Reproduce all of the listing below without alteration.

▸ RECORD EXTRACTS:
# # # # # # #

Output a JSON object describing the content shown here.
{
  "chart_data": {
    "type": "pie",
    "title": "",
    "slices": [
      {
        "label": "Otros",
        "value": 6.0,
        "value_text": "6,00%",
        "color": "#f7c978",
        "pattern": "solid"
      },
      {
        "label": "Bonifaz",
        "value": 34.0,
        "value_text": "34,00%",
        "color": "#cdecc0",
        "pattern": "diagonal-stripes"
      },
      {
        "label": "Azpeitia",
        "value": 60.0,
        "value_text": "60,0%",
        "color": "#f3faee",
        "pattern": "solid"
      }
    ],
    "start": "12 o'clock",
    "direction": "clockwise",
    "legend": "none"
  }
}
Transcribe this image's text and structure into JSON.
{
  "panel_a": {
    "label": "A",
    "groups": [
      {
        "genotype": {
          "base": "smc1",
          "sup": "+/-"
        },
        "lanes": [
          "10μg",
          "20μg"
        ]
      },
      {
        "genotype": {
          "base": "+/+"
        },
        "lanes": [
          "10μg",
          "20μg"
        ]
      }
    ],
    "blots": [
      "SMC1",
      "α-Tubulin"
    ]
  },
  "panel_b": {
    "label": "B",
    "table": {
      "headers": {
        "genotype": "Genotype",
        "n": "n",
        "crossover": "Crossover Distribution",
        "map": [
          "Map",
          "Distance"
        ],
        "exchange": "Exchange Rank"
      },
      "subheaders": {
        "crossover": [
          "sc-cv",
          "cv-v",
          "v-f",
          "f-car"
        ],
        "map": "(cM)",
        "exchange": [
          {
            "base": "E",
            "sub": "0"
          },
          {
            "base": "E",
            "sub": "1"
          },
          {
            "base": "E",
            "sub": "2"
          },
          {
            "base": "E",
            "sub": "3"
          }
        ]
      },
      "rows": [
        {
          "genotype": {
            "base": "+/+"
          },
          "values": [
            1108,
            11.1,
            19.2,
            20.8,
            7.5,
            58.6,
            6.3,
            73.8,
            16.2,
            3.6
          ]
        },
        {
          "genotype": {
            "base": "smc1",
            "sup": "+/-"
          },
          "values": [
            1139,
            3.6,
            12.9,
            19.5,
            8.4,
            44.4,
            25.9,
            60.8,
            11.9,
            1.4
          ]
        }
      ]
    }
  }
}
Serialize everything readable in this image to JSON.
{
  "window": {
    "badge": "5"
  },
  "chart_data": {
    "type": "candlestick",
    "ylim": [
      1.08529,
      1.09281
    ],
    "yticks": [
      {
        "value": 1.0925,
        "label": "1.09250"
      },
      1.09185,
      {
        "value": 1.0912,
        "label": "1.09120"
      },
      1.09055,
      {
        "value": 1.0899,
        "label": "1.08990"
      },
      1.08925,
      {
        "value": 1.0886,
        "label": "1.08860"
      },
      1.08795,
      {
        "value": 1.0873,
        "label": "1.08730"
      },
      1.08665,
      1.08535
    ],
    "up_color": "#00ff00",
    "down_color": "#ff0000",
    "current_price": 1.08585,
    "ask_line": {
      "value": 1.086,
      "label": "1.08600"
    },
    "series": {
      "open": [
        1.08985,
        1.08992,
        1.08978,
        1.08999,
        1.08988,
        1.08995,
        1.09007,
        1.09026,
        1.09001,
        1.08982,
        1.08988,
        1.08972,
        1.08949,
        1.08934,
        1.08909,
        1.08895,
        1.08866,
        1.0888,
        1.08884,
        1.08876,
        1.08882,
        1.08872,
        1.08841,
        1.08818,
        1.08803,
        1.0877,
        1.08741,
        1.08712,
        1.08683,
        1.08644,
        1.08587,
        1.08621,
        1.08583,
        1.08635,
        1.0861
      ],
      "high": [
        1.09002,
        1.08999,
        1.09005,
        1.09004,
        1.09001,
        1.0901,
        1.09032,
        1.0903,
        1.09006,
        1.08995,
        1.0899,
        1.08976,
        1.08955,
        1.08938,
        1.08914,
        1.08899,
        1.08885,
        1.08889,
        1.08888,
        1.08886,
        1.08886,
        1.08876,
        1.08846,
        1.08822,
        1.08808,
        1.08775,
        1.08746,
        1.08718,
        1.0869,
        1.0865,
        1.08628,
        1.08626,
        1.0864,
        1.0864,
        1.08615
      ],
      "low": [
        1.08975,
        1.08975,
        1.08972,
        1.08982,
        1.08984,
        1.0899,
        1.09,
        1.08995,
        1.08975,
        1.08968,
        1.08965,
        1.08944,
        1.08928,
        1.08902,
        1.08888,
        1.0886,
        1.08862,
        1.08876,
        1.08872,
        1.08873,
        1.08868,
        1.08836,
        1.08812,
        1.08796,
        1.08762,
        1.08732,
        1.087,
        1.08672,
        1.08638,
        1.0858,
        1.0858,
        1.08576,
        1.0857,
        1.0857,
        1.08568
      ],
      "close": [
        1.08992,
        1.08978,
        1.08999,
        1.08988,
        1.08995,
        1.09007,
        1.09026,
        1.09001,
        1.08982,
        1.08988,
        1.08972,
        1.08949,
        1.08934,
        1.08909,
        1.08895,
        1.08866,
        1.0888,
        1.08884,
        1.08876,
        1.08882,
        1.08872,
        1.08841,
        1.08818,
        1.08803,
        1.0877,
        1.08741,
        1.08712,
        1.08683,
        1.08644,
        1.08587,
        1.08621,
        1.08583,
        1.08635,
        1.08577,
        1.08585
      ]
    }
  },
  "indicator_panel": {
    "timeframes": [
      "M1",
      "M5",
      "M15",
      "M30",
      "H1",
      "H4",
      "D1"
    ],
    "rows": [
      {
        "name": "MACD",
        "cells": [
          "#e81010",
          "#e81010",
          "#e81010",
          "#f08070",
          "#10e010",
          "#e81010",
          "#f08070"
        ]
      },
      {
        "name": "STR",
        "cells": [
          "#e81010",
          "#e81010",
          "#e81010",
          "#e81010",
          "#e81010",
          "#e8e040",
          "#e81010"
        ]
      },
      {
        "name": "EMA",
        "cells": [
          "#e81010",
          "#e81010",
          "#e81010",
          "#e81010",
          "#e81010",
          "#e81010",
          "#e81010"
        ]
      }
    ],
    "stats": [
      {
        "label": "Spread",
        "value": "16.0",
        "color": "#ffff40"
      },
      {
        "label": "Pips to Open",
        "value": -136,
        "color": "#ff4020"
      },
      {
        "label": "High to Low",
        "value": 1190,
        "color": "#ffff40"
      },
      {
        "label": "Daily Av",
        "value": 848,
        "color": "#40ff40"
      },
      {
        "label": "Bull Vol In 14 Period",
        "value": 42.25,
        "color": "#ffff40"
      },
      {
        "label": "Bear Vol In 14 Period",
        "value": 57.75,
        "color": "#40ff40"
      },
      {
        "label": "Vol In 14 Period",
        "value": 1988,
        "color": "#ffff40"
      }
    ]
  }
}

# # # # # # #

▸ THE RESULT:
Output a JSON object describing the content shown here.
{
  "chart_data": {
    "type": "pie",
    "title": "",
    "slices": [
      {
        "label": "Otros",
        "value": 6.0,
        "value_text": "6,00%",
        "color": "#f7c978",
        "pattern": "solid"
      },
      {
        "label": "Bonifaz",
        "value": 34.0,
        "value_text": "34,00%",
        "color": "#cdecc0",
        "pattern": "diagonal-stripes"
      },
      {
        "label": "Azpeitia",
        "value": 60.0,
        "value_text": "60,0%",
        "color": "#f3faee",
        "pattern": "solid"
      }
    ],
    "start": "12 o'clock",
    "direction": "clockwise",
    "legend": "none"
  }
}
Transcribe this image's text and structure into JSON.
{
  "panel_a": {
    "label": "A",
    "groups": [
      {
        "genotype": {
          "base": "smc1",
          "sup": "+/-"
        },
        "lanes": [
          "10μg",
          "20μg"
        ]
      },
      {
        "genotype": {
          "base": "+/+"
        },
        "lanes": [
          "10μg",
          "20μg"
        ]
      }
    ],
    "blots": [
      "SMC1",
      "α-Tubulin"
    ]
  },
  "panel_b": {
    "label": "B",
    "table": {
      "headers": {
        "genotype": "Genotype",
        "n": "n",
        "crossover": "Crossover Distribution",
        "map": [
          "Map",
          "Distance"
        ],
        "exchange": "Exchange Rank"
      },
      "subheaders": {
        "crossover": [
          "sc-cv",
          "cv-v",
          "v-f",
          "f-car"
        ],
        "map": "(cM)",
        "exchange": [
          {
            "base": "E",
            "sub": "0"
          },
          {
            "base": "E",
            "sub": "1"
          },
          {
            "base": "E",
            "sub": "2"
          },
          {
            "base": "E",
            "sub": "3"
          }
        ]
      },
      "rows": [
        {
          "genotype": {
            "base": "+/+"
          },
          "values": [
            1108,
            11.1,
            19.2,
            20.8,
            7.5,
            58.6,
            6.3,
            73.8,
            16.2,
            3.6
          ]
        },
        {
          "genotype": {
            "base": "smc1",
            "sup": "+/-"
          },
          "values": [
            1139,
            3.6,
            12.9,
            19.5,
            8.4,
            44.4,
            25.9,
            60.8,
            11.9,
            1.4
          ]
        }
      ]
    }
  }
}
Serialize everything readable in this image to JSON.
{
  "window": {
    "badge": "5"
  },
  "chart_data": {
    "type": "candlestick",
    "ylim": [
      1.08529,
      1.09281
    ],
    "yticks": [
      {
        "value": 1.0925,
        "label": "1.09250"
      },
      1.09185,
      {
        "value": 1.0912,
        "label": "1.09120"
      },
      1.09055,
      {
        "value": 1.0899,
        "label": "1.08990"
      },
      1.08925,
      {
        "value": 1.0886,
        "label": "1.08860"
      },
      1.08795,
      {
        "value": 1.0873,
        "label": "1.08730"
      },
      1.08665,
      1.08535
    ],
    "up_color": "#00ff00",
    "down_color": "#ff0000",
    "current_price": 1.08585,
    "ask_line": {
      "value": 1.086,
      "label": "1.08600"
    },
    "series": {
      "open": [
        1.08985,
        1.08992,
        1.08978,
        1.08999,
        1.08988,
        1.08995,
        1.09007,
        1.09026,
        1.09001,
        1.08982,
        1.08988,
        1.08972,
        1.08949,
        1.08934,
        1.08909,
        1.08895,
        1.08866,
        1.0888,
        1.08884,
        1.08876,
        1.08882,
        1.08872,
        1.08841,
        1.08818,
        1.08803,
        1.0877,
        1.08741,
        1.08712,
        1.08683,
        1.08644,
        1.08587,
        1.08621,
        1.08583,
        1.08635,
        1.0861
      ],
      "high": [
        1.09002,
        1.08999,
        1.09005,
        1.09004,
        1.09001,
        1.0901,
        1.09032,
        1.0903,
        1.09006,
        1.08995,
        1.0899,
        1.08976,
        1.08955,
        1.08938,
        1.08914,
        1.08899,
        1.08885,
        1.08889,
        1.08888,
        1.08886,
        1.08886,
        1.08876,
        1.08846,
        1.08822,
        1.08808,
        1.08775,
        1.08746,
        1.08718,
        1.0869,
        1.0865,
        1.08628,
        1.08626,
        1.0864,
        1.0864,
        1.08615
      ],
      "low": [
        1.08975,
        1.08975,
        1.08972,
        1.08982,
        1.08984,
        1.0899,
        1.09,
        1.08995,
        1.08975,
        1.08968,
        1.08965,
        1.08944,
        1.08928,
        1.08902,
        1.08888,
        1.0886,
        1.08862,
        1.08876,
        1.08872,
        1.08873,
        1.08868,
        1.08836,
        1.08812,
        1.08796,
        1.08762,
        1.08732,
        1.087,
        1.08672,
        1.08638,
        1.0858,
        1.0858,
        1.08576,
        1.0857,
        1.0857,
        1.08568
      ],
      "close": [
        1.08992,
        1.08978,
        1.08999,
        1.08988,
        1.08995,
        1.09007,
        1.09026,
        1.09001,
        1.08982,
        1.08988,
        1.08972,
        1.08949,
        1.08934,
        1.08909,
        1.08895,
        1.08866,
        1.0888,
        1.08884,
        1.08876,
        1.08882,
        1.08872,
        1.08841,
        1.08818,
        1.08803,
        1.0877,
        1.08741,
        1.08712,
        1.08683,
        1.08644,
        1.08587,
        1.08621,
        1.08583,
        1.08635,
        1.08577,
        1.08585
      ]
    }
  },
  "indicator_panel": {
    "timeframes": [
      "M1",
      "M5",
      "M15",
      "M30",
      "H1",
      "H4",
      "D1"
    ],
    "rows": [
      {
        "name": "MACD",
        "cells": [
          "#e81010",
          "#e81010",
          "#e81010",
          "#f08070",
          "#10e010",
          "#e81010",
          "#f08070"
        ]
      },
      {
        "name": "STR",
        "cells": [
          "#e81010",
          "#e81010",
          "#e81010",
          "#e81010",
          "#e81010",
          "#e8e040",
          "#e81010"
        ]
      },
      {
        "name": "EMA",
        "cells": [
          "#e81010",
          "#e81010",
          "#e81010",
          "#e81010",
          "#e81010",
          "#e81010",
          "#e81010"
        ]
      }
    ],
    "stats": [
      {
        "label": "Spread",
        "value": "16.0",
        "color": "#ffff40"
      },
      {
        "label": "Pips to Open",
        "value": -136,
        "color": "#ff4020"
      },
      {
        "label": "High to Low",
        "value": 1190,
        "color": "#ffff40"
      },
      {
        "label": "Daily Av",
        "value": 848,
        "color": "#40ff40"
      },
      {
        "label": "Bull Vol In 14 Period",
        "value": 42.25,
        "color": "#ffff40"
      },
      {
        "label": "Bear Vol In 14 Period",
        "value": 57.75,
        "color": "#40ff40"
      },
      {
        "label": "Vol In 14 Period",
        "value": 1988,
        "color": "#ffff40"
      }
    ]
  }
}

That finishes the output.